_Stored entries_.
....................

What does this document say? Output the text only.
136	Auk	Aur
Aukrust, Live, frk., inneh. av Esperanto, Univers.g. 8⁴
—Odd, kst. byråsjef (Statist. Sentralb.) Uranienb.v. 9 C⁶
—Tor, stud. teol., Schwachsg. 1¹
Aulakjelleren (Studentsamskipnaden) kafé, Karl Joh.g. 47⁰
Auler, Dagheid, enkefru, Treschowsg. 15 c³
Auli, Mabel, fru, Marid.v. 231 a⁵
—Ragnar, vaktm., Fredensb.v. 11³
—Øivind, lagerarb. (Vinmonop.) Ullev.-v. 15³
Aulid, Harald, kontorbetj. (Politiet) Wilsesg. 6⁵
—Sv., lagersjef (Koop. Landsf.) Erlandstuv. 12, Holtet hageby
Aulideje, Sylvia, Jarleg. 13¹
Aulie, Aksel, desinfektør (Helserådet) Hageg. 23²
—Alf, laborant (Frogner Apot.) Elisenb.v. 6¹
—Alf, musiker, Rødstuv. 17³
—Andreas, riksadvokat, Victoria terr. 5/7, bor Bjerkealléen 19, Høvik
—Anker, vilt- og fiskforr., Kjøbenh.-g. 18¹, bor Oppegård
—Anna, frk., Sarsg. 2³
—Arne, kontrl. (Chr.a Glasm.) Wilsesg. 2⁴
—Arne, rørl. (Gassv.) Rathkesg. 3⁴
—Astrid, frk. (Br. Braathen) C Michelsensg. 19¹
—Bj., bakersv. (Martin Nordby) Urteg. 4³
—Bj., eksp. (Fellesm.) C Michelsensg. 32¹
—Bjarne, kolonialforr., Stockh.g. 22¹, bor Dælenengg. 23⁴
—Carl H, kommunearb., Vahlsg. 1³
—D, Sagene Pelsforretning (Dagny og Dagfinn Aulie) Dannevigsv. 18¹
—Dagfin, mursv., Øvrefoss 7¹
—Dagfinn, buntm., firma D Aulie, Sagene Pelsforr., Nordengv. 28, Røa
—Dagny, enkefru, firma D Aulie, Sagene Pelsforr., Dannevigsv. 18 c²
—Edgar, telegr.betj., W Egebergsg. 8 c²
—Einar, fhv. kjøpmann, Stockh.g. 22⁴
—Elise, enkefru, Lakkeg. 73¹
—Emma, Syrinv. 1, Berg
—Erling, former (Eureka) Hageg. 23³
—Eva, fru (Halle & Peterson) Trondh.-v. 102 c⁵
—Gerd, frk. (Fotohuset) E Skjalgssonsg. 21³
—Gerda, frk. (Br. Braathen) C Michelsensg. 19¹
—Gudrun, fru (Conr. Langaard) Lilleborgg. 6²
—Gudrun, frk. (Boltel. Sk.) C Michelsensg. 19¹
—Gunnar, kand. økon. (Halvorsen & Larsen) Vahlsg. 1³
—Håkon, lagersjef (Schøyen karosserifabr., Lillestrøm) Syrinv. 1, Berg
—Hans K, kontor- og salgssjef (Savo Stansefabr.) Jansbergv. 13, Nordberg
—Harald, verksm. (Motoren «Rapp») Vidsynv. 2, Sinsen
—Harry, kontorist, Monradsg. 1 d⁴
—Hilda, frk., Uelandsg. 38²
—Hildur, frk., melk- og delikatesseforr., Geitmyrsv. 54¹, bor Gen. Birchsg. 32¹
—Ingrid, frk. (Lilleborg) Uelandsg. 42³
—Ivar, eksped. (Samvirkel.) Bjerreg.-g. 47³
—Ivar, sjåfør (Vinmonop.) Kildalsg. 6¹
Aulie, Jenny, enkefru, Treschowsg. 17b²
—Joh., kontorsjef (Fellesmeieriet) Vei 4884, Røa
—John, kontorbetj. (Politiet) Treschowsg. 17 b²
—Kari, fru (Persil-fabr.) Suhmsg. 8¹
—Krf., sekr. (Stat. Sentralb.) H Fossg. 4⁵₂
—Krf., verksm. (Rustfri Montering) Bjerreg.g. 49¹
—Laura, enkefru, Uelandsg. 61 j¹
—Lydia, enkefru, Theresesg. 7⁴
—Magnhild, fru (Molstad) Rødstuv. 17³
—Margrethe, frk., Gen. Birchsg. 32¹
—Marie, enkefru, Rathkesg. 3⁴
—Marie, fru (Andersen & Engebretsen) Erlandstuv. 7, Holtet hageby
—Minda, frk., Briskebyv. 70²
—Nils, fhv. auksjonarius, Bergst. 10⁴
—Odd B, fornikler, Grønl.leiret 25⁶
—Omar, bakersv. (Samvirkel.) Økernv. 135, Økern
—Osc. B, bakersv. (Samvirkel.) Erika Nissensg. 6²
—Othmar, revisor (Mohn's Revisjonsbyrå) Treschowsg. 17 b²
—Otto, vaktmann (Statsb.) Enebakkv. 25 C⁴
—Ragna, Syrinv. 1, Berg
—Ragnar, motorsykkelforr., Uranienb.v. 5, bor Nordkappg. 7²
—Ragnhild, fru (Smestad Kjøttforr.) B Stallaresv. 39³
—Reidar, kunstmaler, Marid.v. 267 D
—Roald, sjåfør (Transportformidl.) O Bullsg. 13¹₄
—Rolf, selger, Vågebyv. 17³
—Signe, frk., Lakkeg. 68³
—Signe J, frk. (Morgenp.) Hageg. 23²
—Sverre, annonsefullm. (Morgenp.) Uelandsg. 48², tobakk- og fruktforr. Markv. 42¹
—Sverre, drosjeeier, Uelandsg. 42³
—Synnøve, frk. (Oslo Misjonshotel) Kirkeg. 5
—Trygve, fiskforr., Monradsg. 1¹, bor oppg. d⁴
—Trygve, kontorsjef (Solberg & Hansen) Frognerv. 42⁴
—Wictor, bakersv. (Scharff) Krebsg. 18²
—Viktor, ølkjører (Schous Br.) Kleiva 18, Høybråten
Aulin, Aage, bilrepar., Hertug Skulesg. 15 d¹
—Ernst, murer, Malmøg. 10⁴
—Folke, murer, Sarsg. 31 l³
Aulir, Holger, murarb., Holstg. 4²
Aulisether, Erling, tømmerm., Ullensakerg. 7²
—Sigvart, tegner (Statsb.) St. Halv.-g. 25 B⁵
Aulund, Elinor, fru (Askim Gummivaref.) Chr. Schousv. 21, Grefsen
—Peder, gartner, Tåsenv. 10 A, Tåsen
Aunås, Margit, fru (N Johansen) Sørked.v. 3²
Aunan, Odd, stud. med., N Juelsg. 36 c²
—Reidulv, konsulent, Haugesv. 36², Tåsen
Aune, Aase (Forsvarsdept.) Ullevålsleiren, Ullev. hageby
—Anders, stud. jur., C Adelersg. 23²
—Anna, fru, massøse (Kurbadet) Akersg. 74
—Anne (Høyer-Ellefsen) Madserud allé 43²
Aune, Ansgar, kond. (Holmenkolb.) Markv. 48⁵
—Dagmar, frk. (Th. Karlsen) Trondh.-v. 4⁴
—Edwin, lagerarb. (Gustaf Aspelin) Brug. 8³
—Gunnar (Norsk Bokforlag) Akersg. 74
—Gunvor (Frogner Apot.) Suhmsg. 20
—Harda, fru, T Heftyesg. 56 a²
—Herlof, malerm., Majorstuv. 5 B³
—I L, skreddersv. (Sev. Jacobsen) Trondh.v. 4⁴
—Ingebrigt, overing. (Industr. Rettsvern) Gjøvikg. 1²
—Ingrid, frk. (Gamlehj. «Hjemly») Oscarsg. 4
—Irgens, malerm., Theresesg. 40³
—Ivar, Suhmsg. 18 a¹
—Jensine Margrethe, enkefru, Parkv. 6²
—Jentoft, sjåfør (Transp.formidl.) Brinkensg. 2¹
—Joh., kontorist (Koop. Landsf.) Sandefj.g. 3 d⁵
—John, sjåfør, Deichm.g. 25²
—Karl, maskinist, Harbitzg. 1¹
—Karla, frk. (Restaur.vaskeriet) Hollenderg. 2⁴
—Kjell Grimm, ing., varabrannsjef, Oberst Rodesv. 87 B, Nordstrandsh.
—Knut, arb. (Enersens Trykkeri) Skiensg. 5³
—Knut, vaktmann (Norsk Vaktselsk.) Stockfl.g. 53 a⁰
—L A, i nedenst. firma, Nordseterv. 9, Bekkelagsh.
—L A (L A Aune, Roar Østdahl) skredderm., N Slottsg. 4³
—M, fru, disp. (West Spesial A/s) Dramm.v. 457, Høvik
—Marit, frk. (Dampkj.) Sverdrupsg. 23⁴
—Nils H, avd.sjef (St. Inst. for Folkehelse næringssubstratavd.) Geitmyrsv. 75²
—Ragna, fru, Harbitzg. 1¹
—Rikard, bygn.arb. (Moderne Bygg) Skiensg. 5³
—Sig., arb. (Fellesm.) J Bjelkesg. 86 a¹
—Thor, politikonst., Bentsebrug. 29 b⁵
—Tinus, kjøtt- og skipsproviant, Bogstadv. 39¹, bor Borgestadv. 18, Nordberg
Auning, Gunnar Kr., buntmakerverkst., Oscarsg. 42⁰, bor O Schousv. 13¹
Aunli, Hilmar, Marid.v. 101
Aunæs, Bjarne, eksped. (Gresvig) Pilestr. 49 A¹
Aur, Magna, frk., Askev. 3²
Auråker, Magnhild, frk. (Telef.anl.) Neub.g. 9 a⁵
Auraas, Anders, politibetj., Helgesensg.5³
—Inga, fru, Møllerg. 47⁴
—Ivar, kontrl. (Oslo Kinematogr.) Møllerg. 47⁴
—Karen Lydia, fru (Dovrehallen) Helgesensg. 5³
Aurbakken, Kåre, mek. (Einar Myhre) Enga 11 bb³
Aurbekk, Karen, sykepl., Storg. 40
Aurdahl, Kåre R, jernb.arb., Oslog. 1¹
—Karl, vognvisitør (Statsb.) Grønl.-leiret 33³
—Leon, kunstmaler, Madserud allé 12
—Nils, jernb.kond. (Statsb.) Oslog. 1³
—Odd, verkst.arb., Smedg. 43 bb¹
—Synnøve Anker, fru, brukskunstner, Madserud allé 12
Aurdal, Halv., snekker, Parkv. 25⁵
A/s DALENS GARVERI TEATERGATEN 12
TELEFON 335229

....................

_Exercise details_.
Search the listing for the string "jernb". Copy each line where it turns up.

_Correct answer_.
Aurdahl, Kåre R, jernb.arb., Oslog. 1¹
—Nils, jernb.kond. (Statsb.) Oslog. 1³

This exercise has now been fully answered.